Written problem
Locate the string "мероприятий" throughout the material and copy every line in which it occurs.

Recorded information
## BEGIN

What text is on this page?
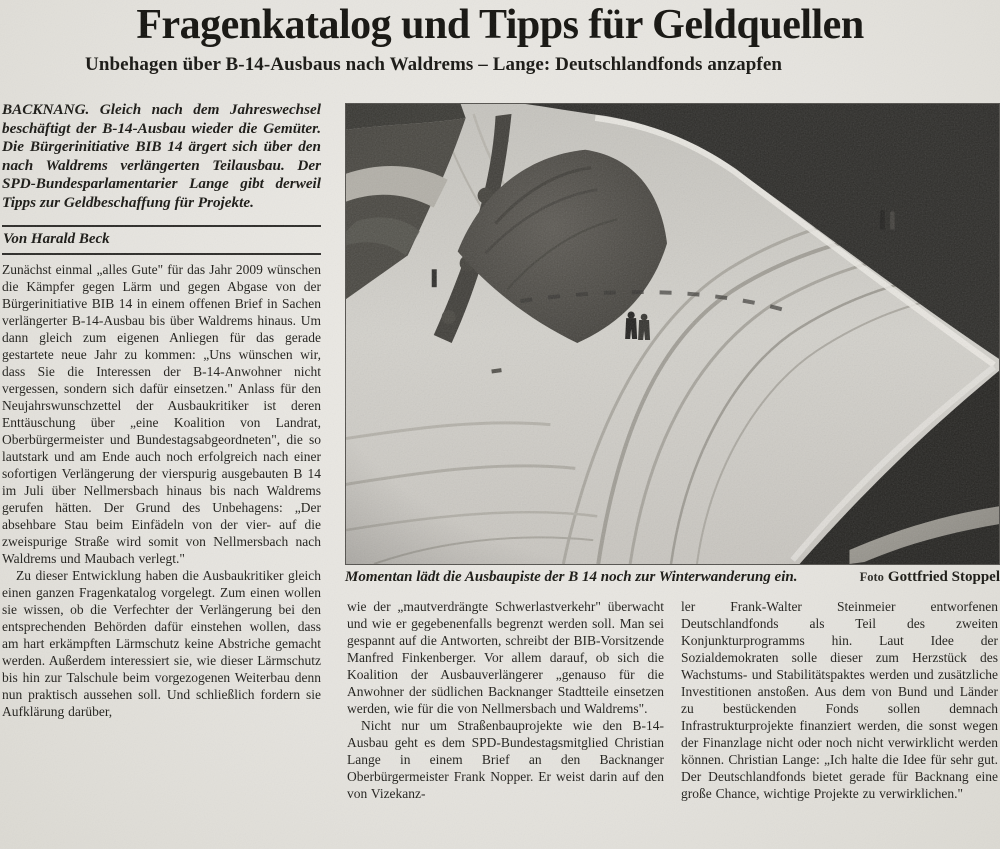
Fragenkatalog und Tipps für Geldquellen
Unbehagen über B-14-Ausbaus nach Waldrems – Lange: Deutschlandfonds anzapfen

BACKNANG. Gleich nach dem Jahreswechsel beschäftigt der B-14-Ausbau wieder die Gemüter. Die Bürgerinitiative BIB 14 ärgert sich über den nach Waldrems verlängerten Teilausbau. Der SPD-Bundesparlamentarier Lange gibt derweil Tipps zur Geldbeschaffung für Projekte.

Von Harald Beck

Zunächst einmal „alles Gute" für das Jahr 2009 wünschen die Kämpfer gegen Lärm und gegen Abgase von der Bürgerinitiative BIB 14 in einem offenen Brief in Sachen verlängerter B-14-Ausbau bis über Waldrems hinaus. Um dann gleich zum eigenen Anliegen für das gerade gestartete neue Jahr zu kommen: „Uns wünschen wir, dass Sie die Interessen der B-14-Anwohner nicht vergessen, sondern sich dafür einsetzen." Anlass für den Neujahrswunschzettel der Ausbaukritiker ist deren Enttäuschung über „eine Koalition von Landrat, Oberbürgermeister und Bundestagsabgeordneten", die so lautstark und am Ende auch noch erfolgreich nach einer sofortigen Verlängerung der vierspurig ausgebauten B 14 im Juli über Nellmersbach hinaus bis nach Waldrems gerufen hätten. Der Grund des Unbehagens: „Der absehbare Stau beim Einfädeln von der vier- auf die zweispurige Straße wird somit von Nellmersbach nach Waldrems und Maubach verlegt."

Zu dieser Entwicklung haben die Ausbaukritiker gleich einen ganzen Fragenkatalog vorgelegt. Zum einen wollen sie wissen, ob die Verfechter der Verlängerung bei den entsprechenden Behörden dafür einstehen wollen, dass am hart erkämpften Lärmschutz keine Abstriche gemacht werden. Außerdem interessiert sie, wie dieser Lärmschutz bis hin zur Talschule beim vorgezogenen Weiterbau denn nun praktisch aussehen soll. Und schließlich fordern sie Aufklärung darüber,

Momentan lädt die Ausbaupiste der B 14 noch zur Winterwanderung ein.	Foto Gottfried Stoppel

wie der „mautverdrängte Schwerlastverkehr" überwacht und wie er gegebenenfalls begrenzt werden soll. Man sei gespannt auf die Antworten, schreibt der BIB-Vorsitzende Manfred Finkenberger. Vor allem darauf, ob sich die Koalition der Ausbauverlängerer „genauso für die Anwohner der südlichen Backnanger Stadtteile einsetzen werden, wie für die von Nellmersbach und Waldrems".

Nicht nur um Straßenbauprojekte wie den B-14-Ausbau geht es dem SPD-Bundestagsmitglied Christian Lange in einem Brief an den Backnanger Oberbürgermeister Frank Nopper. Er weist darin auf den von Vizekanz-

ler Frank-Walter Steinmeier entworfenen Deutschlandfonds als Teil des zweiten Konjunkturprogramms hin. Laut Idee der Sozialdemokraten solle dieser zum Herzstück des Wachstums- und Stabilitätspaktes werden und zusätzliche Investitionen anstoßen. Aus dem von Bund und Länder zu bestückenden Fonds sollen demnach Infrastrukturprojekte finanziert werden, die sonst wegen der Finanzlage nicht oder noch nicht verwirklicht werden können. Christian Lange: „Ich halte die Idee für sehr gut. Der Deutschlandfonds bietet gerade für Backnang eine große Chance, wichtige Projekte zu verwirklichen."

## END
## BEGIN

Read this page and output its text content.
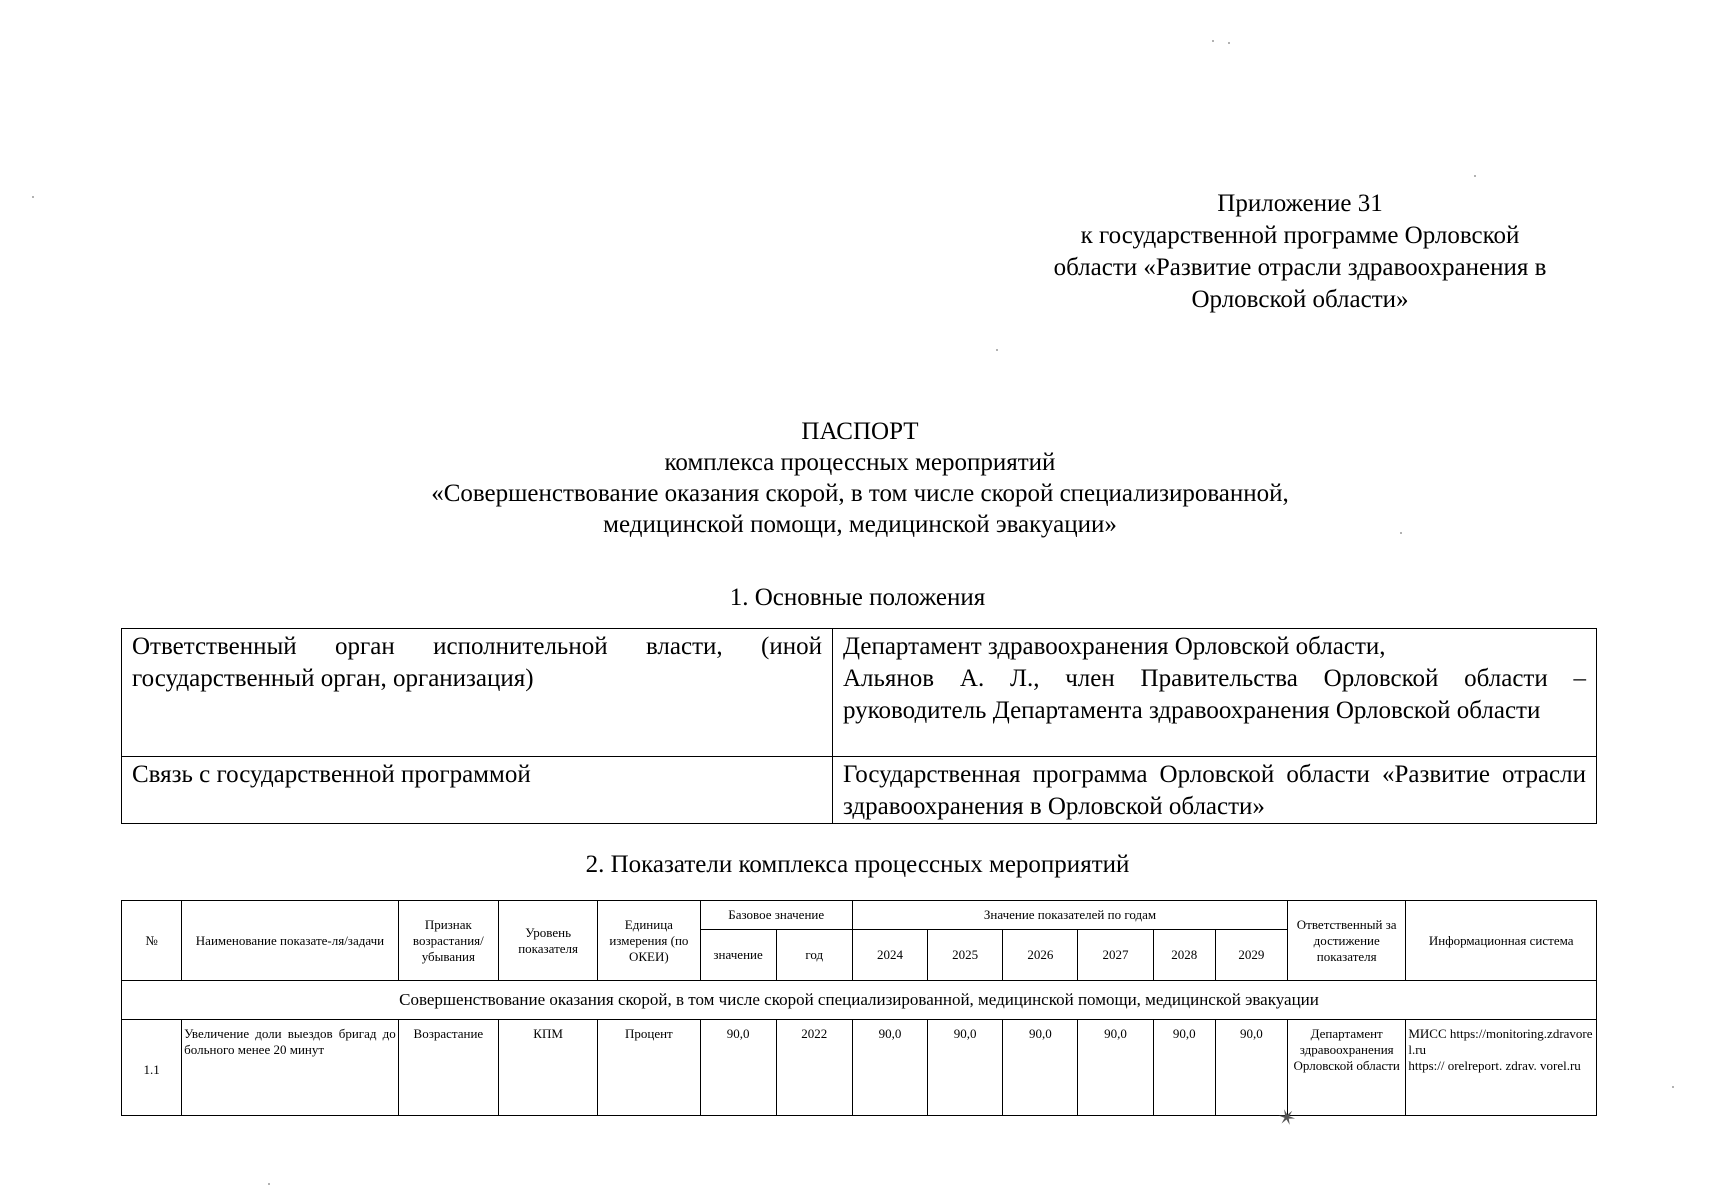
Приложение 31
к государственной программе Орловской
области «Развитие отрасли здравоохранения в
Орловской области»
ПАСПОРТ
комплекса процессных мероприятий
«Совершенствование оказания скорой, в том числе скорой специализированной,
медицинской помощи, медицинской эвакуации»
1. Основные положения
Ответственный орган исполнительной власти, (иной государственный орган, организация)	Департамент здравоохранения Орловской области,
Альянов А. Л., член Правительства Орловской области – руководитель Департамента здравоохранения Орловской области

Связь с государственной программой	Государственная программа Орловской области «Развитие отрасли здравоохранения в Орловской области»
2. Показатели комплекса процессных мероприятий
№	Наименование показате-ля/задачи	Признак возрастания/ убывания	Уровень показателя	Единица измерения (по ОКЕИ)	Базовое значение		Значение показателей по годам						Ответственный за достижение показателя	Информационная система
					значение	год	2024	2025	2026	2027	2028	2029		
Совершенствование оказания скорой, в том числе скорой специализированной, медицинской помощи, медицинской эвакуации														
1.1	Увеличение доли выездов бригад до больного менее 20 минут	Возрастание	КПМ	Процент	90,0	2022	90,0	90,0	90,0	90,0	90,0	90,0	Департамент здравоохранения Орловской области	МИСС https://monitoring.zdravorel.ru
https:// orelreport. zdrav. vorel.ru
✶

## END
## BEGIN

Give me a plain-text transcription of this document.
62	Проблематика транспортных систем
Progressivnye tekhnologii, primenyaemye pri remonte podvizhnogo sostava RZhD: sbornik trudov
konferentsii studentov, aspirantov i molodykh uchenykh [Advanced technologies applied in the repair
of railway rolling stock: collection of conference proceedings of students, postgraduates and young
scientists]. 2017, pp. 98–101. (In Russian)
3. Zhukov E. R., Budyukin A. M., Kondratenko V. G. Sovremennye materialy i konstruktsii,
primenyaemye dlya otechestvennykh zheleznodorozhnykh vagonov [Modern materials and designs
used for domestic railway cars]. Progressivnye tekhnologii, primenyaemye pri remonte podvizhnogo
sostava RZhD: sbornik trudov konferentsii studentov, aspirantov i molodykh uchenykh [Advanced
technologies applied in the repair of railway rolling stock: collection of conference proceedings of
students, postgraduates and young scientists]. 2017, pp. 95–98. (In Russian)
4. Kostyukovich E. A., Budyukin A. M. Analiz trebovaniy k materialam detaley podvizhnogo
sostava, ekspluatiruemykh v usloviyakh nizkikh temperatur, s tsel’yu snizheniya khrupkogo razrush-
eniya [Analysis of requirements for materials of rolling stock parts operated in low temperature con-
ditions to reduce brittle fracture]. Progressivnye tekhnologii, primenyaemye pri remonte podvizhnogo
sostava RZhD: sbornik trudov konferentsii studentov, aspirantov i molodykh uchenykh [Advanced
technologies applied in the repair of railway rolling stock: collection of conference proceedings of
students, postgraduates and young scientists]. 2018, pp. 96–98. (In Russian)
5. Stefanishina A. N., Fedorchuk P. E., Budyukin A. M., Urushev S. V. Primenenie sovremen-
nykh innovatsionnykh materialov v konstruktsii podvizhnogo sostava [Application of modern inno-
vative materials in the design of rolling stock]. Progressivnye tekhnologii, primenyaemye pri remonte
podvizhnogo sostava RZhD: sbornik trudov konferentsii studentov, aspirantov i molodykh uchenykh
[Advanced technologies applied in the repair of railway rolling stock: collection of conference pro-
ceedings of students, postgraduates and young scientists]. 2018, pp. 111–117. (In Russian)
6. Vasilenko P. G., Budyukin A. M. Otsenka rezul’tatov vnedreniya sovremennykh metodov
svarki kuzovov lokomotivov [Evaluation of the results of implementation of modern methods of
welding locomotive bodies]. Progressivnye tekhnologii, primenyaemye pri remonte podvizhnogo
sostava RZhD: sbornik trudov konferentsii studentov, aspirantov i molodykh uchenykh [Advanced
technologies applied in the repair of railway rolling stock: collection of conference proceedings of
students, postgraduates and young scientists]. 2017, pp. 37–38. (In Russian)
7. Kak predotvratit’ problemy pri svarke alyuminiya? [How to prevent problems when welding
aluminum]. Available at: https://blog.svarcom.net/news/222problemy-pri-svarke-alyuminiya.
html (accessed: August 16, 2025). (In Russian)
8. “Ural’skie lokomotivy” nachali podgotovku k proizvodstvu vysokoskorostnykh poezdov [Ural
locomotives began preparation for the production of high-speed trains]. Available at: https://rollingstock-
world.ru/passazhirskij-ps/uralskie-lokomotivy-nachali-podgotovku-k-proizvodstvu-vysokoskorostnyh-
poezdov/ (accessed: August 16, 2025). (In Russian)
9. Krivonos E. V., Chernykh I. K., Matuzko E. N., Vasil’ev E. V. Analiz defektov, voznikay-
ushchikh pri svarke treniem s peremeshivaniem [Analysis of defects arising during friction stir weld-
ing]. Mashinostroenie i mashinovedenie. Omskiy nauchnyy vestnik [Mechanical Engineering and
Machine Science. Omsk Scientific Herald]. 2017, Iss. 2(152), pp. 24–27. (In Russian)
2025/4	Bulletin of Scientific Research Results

## END

Expected output
комплекса процессных мероприятий
2. Показатели комплекса процессных мероприятий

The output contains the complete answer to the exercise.